STATED GOAL: Extract all of the entries and give them again, word for word.

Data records
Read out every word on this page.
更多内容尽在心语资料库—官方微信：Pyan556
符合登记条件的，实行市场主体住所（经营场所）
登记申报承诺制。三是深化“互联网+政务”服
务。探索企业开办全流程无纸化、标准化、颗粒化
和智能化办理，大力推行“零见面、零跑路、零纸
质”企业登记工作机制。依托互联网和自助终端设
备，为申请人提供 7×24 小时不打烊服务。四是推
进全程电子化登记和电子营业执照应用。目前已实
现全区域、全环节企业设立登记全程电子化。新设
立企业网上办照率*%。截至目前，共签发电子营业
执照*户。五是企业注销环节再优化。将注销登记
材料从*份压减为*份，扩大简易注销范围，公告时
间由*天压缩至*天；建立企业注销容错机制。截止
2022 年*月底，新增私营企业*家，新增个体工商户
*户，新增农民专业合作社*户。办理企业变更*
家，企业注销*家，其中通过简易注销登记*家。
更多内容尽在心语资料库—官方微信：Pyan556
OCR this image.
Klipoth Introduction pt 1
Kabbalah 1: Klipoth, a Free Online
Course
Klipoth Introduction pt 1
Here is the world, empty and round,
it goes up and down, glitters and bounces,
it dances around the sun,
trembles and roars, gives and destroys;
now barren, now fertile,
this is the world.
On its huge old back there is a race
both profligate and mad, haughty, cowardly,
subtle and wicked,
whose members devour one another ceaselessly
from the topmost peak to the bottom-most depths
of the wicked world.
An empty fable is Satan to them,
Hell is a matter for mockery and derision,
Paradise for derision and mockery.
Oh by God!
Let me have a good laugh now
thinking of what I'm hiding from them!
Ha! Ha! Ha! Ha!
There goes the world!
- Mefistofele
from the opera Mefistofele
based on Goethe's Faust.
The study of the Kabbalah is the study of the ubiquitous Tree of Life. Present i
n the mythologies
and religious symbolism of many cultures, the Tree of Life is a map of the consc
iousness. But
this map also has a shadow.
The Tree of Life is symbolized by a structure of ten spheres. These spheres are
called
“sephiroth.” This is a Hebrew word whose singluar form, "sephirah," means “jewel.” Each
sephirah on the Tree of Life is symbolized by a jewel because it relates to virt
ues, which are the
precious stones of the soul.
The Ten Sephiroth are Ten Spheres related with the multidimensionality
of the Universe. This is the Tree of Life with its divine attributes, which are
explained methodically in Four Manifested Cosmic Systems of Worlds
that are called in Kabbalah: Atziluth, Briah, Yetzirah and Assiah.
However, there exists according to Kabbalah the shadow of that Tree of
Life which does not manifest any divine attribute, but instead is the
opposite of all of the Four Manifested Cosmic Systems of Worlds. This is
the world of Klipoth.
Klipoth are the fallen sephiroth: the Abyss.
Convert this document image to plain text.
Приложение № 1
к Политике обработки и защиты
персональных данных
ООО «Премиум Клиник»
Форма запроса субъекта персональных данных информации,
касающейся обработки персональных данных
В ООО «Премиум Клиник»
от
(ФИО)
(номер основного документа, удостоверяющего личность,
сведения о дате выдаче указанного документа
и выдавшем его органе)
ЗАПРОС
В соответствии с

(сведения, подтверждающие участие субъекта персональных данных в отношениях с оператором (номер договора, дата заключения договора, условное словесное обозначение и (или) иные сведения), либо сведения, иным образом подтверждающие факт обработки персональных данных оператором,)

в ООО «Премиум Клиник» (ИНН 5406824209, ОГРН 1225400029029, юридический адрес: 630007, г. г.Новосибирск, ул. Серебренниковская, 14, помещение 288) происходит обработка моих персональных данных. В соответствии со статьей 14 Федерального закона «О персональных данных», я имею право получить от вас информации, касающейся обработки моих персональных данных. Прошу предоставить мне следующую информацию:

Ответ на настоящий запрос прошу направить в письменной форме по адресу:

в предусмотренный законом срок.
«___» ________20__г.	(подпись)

WRITTEN SOLUTION:
Read out every word on this page.
更多内容尽在心语资料库—官方微信：Pyan556
符合登记条件的，实行市场主体住所（经营场所）
登记申报承诺制。三是深化“互联网+政务”服
务。探索企业开办全流程无纸化、标准化、颗粒化
和智能化办理，大力推行“零见面、零跑路、零纸
质”企业登记工作机制。依托互联网和自助终端设
备，为申请人提供 7×24 小时不打烊服务。四是推
进全程电子化登记和电子营业执照应用。目前已实
现全区域、全环节企业设立登记全程电子化。新设
立企业网上办照率*%。截至目前，共签发电子营业
执照*户。五是企业注销环节再优化。将注销登记
材料从*份压减为*份，扩大简易注销范围，公告时
间由*天压缩至*天；建立企业注销容错机制。截止
2022 年*月底，新增私营企业*家，新增个体工商户
*户，新增农民专业合作社*户。办理企业变更*
家，企业注销*家，其中通过简易注销登记*家。
更多内容尽在心语资料库—官方微信：Pyan556
OCR this image.
Klipoth Introduction pt 1
Kabbalah 1: Klipoth, a Free Online
Course
Klipoth Introduction pt 1
Here is the world, empty and round,
it goes up and down, glitters and bounces,
it dances around the sun,
trembles and roars, gives and destroys;
now barren, now fertile,
this is the world.
On its huge old back there is a race
both profligate and mad, haughty, cowardly,
subtle and wicked,
whose members devour one another ceaselessly
from the topmost peak to the bottom-most depths
of the wicked world.
An empty fable is Satan to them,
Hell is a matter for mockery and derision,
Paradise for derision and mockery.
Oh by God!
Let me have a good laugh now
thinking of what I'm hiding from them!
Ha! Ha! Ha! Ha!
There goes the world!
- Mefistofele
from the opera Mefistofele
based on Goethe's Faust.
The study of the Kabbalah is the study of the ubiquitous Tree of Life. Present i
n the mythologies
and religious symbolism of many cultures, the Tree of Life is a map of the consc
iousness. But
this map also has a shadow.
The Tree of Life is symbolized by a structure of ten spheres. These spheres are
called
“sephiroth.” This is a Hebrew word whose singluar form, "sephirah," means “jewel.” Each
sephirah on the Tree of Life is symbolized by a jewel because it relates to virt
ues, which are the
precious stones of the soul.
The Ten Sephiroth are Ten Spheres related with the multidimensionality
of the Universe. This is the Tree of Life with its divine attributes, which are
explained methodically in Four Manifested Cosmic Systems of Worlds
that are called in Kabbalah: Atziluth, Briah, Yetzirah and Assiah.
However, there exists according to Kabbalah the shadow of that Tree of
Life which does not manifest any divine attribute, but instead is the
opposite of all of the Four Manifested Cosmic Systems of Worlds. This is
the world of Klipoth.
Klipoth are the fallen sephiroth: the Abyss.
Convert this document image to plain text.
Приложение № 1
к Политике обработки и защиты
персональных данных
ООО «Премиум Клиник»
Форма запроса субъекта персональных данных информации,
касающейся обработки персональных данных
В ООО «Премиум Клиник»
от
(ФИО)
(номер основного документа, удостоверяющего личность,
сведения о дате выдаче указанного документа
и выдавшем его органе)
ЗАПРОС
В соответствии с

(сведения, подтверждающие участие субъекта персональных данных в отношениях с оператором (номер договора, дата заключения договора, условное словесное обозначение и (или) иные сведения), либо сведения, иным образом подтверждающие факт обработки персональных данных оператором,)

в ООО «Премиум Клиник» (ИНН 5406824209, ОГРН 1225400029029, юридический адрес: 630007, г. г.Новосибирск, ул. Серебренниковская, 14, помещение 288) происходит обработка моих персональных данных. В соответствии со статьей 14 Федерального закона «О персональных данных», я имею право получить от вас информации, касающейся обработки моих персональных данных. Прошу предоставить мне следующую информацию:

Ответ на настоящий запрос прошу направить в письменной форме по адресу:

в предусмотренный законом срок.
«___» ________20__г.	(подпись)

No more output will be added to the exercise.